> [Provided data]
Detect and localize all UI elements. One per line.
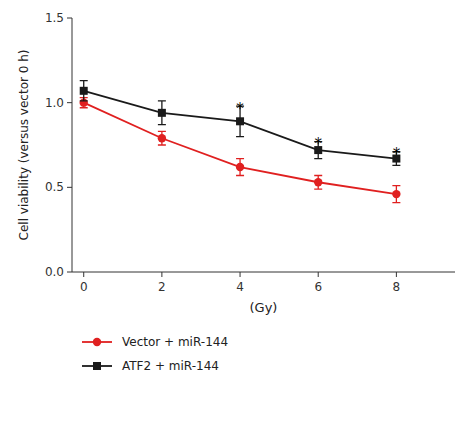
- x-tick: [161, 272, 162, 277]
- point: [80, 87, 88, 95]
- series: [80, 81, 401, 166]
- y-axis-label: Cell viability (versus vector 0 h): [17, 50, 31, 241]
- error-bar: [158, 101, 166, 125]
- error-bar: [236, 159, 244, 176]
- x-axis-label: (Gy): [250, 300, 278, 315]
- significance-label: *: [393, 145, 401, 163]
- y-tick: [67, 18, 72, 19]
- point: [236, 117, 244, 125]
- plot-area: [80, 81, 401, 203]
- error-bar: [392, 186, 400, 203]
- y-tick-label: 1.5: [45, 11, 64, 25]
- x-tick-label: 6: [314, 280, 322, 294]
- significance-label: *: [236, 100, 244, 118]
- error-bar: [158, 131, 166, 145]
- legend-label: ATF2 + miR-144: [122, 359, 219, 373]
- series-line: [84, 91, 397, 159]
- legend: Vector + miR-144 ATF2 + miR-144: [82, 335, 228, 373]
- x-tick-label: 4: [236, 280, 244, 294]
- x-tick: [240, 272, 241, 277]
- axes: 0 2 4 6 8 0.0 0.5 1.0 1.5: [45, 11, 455, 294]
- x-tick: [396, 272, 397, 277]
- point: [314, 178, 322, 186]
- y-tick: [67, 272, 72, 273]
- y-tick-label: 0.0: [45, 265, 64, 279]
- point: [158, 134, 166, 142]
- series: [80, 98, 401, 203]
- annotations: * * *: [236, 100, 400, 164]
- y-axis-line: [72, 18, 73, 272]
- x-tick-label: 8: [393, 280, 401, 294]
- significance-label: *: [314, 135, 322, 153]
- x-tick: [318, 272, 319, 277]
- point: [236, 163, 244, 171]
- x-tick: [83, 272, 84, 277]
- error-bar: [314, 175, 322, 189]
- y-tick: [67, 187, 72, 188]
- x-tick-label: 0: [80, 280, 88, 294]
- legend-label: Vector + miR-144: [122, 335, 228, 349]
- y-tick-label: 0.5: [45, 180, 64, 194]
- x-tick-label: 2: [158, 280, 166, 294]
- point: [158, 109, 166, 117]
- error-bar: [80, 81, 88, 101]
- chart: 0 2 4 6 8 0.0 0.5 1.0 1.5 (Gy) Cell viability (ver…: [0, 0, 474, 428]
- legend-marker: [93, 338, 101, 346]
- y-tick-label: 1.0: [45, 96, 64, 110]
- legend-marker: [93, 362, 101, 370]
- x-axis-line: [72, 272, 455, 273]
- point: [392, 190, 400, 198]
- y-tick: [67, 102, 72, 103]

> [Directions for this task] Starting with the line with "- x-tick: [161, 272, 162, 277]" and going on through the line with "- legend-label: ATF2", rename "error-bar" to "error-line" and give those lines again with nothing else changed.

> [Result for this exercise]
- x-tick: [161, 272, 162, 277]
- point: [80, 87, 88, 95]
- series: [80, 81, 401, 166]
- y-axis-label: Cell viability (versus vector 0 h): [17, 50, 31, 241]
- error-line: [158, 101, 166, 125]
- error-line: [236, 159, 244, 176]
- x-axis-label: (Gy): [250, 300, 278, 315]
- significance-label: *: [393, 145, 401, 163]
- y-tick: [67, 18, 72, 19]
- point: [236, 117, 244, 125]
- plot-area: [80, 81, 401, 203]
- error-line: [392, 186, 400, 203]
- y-tick-label: 1.5: [45, 11, 64, 25]
- x-tick-label: 6: [314, 280, 322, 294]
- significance-label: *: [236, 100, 244, 118]
- error-line: [158, 131, 166, 145]
- legend-label: ATF2 + miR-144: [122, 359, 219, 373]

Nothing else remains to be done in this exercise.